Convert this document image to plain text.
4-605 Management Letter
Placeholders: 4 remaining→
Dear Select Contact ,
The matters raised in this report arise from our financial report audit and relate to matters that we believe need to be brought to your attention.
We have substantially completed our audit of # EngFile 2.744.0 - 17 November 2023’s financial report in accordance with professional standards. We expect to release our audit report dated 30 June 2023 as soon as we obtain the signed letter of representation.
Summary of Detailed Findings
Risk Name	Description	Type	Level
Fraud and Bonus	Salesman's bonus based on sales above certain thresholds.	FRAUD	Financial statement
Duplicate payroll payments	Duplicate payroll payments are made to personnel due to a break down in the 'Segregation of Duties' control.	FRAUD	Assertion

» The request
Gather up every line from the listing above in which the word "audit" occurs.

» Result below
The matters raised in this report arise from our financial report audit and relate to matters that we believe need to be brought to your attention.
We have substantially completed our audit of # EngFile 2.744.0 - 17 November 2023’s financial report in accordance with professional standards. We expect to release our audit report dated 30 June 2023 as soon as we obtain the signed letter of representation.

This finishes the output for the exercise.